▸ WHAT IS EXPECTED: Go through the entries below and copy each line containing the word "into".

▸ MATERIAL FOR THIS EXERCISE:
* Begin *
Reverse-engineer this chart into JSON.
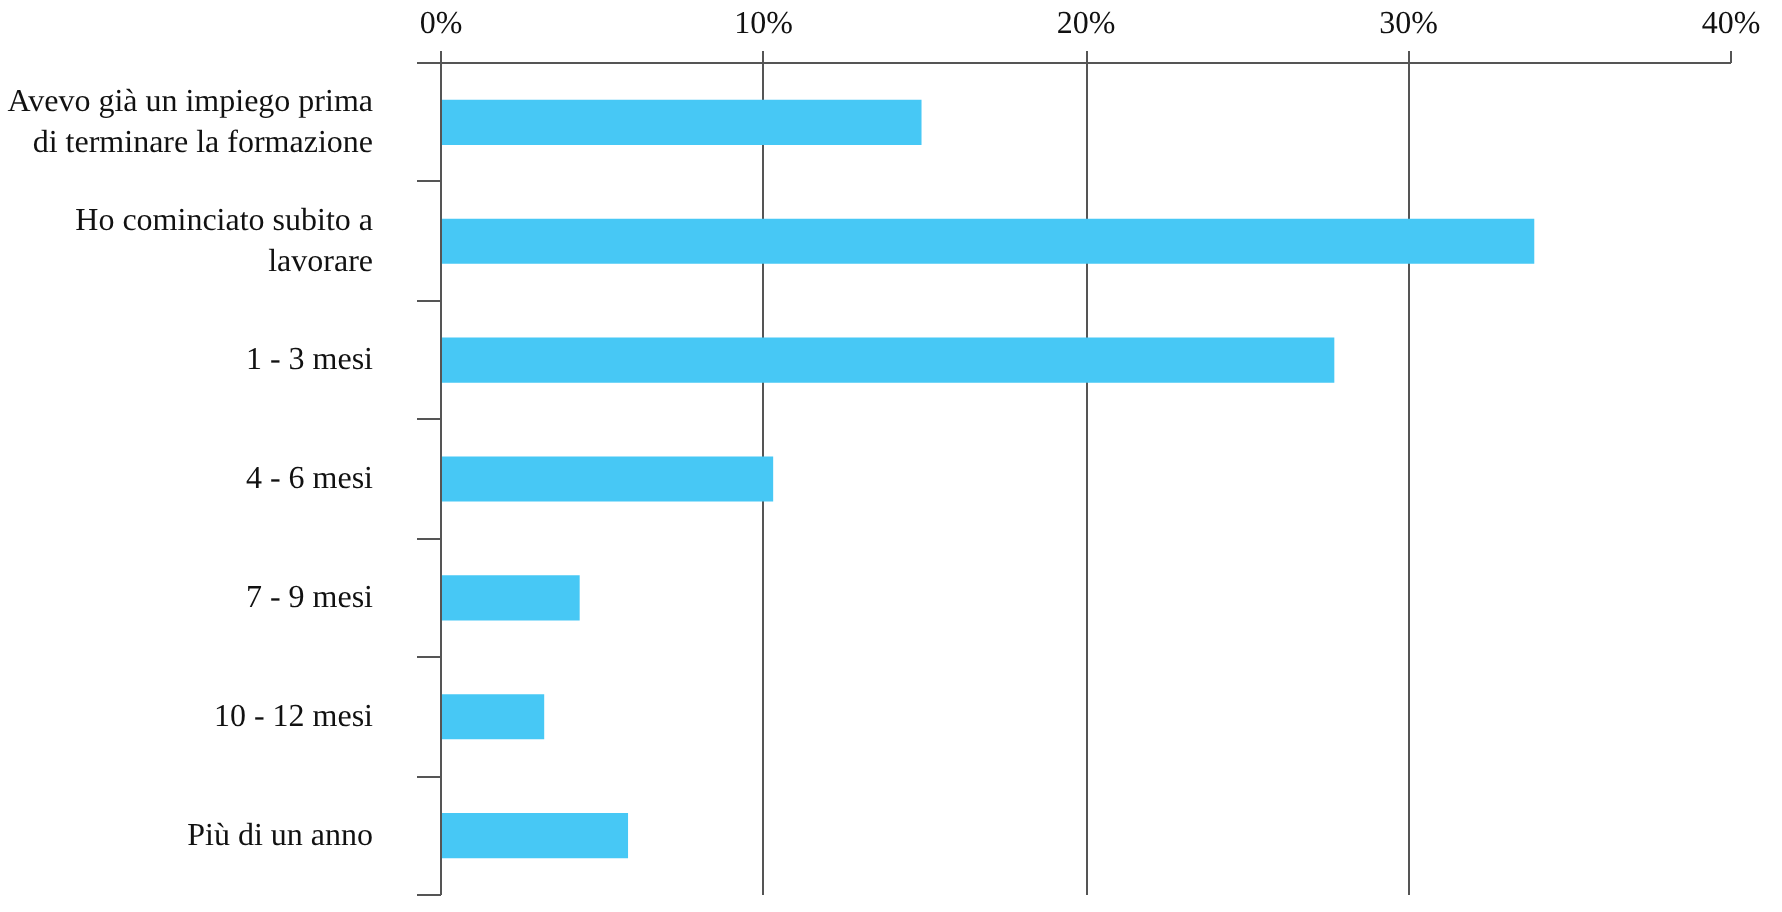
{
  "chart_data": {
    "type": "bar",
    "orientation": "horizontal",
    "categories": [
      "Avevo già un impiego prima di terminare la formazione",
      "Ho cominciato subito a lavorare",
      "1 - 3 mesi",
      "4 - 6 mesi",
      "7 - 9 mesi",
      "10 - 12 mesi",
      "Più di un anno"
    ],
    "values": [
      14.9,
      33.9,
      27.7,
      10.3,
      4.3,
      3.2,
      5.8
    ],
    "color": "#47c8f5",
    "xlim": [
      0,
      40
    ],
    "xticks": [
      {
        "value": 0,
        "label": "0%"
      },
      {
        "value": 10,
        "label": "10%"
      },
      {
        "value": 20,
        "label": "20%"
      },
      {
        "value": 30,
        "label": "30%"
      },
      {
        "value": 40,
        "label": "40%"
      }
    ],
    "grid": "x"
  }
}
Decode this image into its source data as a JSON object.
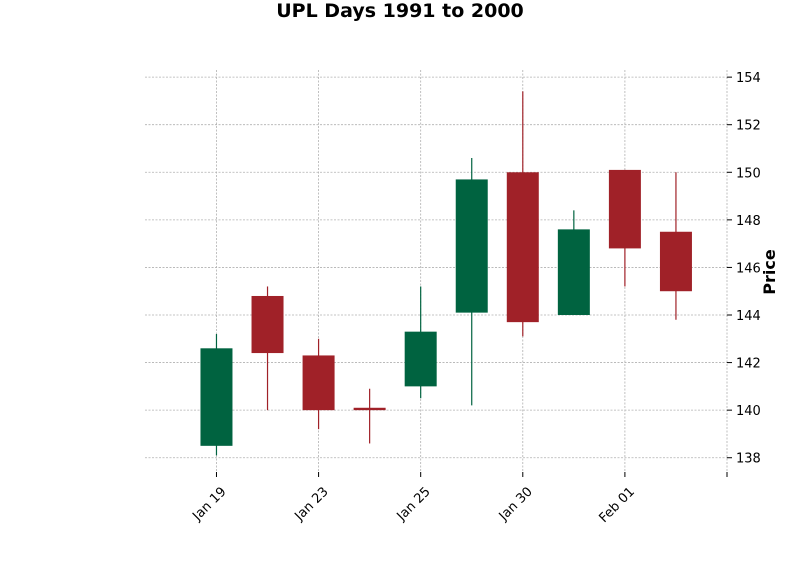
{
  "chart_data": {
    "type": "candlestick",
    "title": "UPL Days 1991 to 2000",
    "ylabel": "Price",
    "xlabel": "",
    "ylim": [
      137.4,
      154.3
    ],
    "yticks": [
      138,
      140,
      142,
      144,
      146,
      148,
      150,
      152,
      154
    ],
    "xticks": [
      {
        "index": 0,
        "label": "Jan 19"
      },
      {
        "index": 2,
        "label": "Jan 23"
      },
      {
        "index": 4,
        "label": "Jan 25"
      },
      {
        "index": 6,
        "label": "Jan 30"
      },
      {
        "index": 8,
        "label": "Feb 01"
      },
      {
        "index": 10,
        "label": ""
      }
    ],
    "x_range": [
      -1.4,
      10.0
    ],
    "grid": true,
    "colors": {
      "up": "#006340",
      "down": "#a02128"
    },
    "candles": [
      {
        "open": 138.5,
        "high": 143.2,
        "low": 138.1,
        "close": 142.6
      },
      {
        "open": 144.8,
        "high": 145.2,
        "low": 140.0,
        "close": 142.4
      },
      {
        "open": 142.3,
        "high": 143.0,
        "low": 139.2,
        "close": 140.0
      },
      {
        "open": 140.1,
        "high": 140.9,
        "low": 138.6,
        "close": 140.0
      },
      {
        "open": 141.0,
        "high": 145.2,
        "low": 140.5,
        "close": 143.3
      },
      {
        "open": 144.1,
        "high": 150.6,
        "low": 140.2,
        "close": 149.7
      },
      {
        "open": 150.0,
        "high": 153.4,
        "low": 143.1,
        "close": 143.7
      },
      {
        "open": 144.0,
        "high": 148.4,
        "low": 144.0,
        "close": 147.6
      },
      {
        "open": 150.1,
        "high": 150.1,
        "low": 145.2,
        "close": 146.8
      },
      {
        "open": 147.5,
        "high": 150.0,
        "low": 143.8,
        "close": 145.0
      }
    ]
  }
}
* End *
▸ REPLY TO THE EXERCISE:
Reverse-engineer this chart into JSON.
Decode this image into its source data as a JSON object.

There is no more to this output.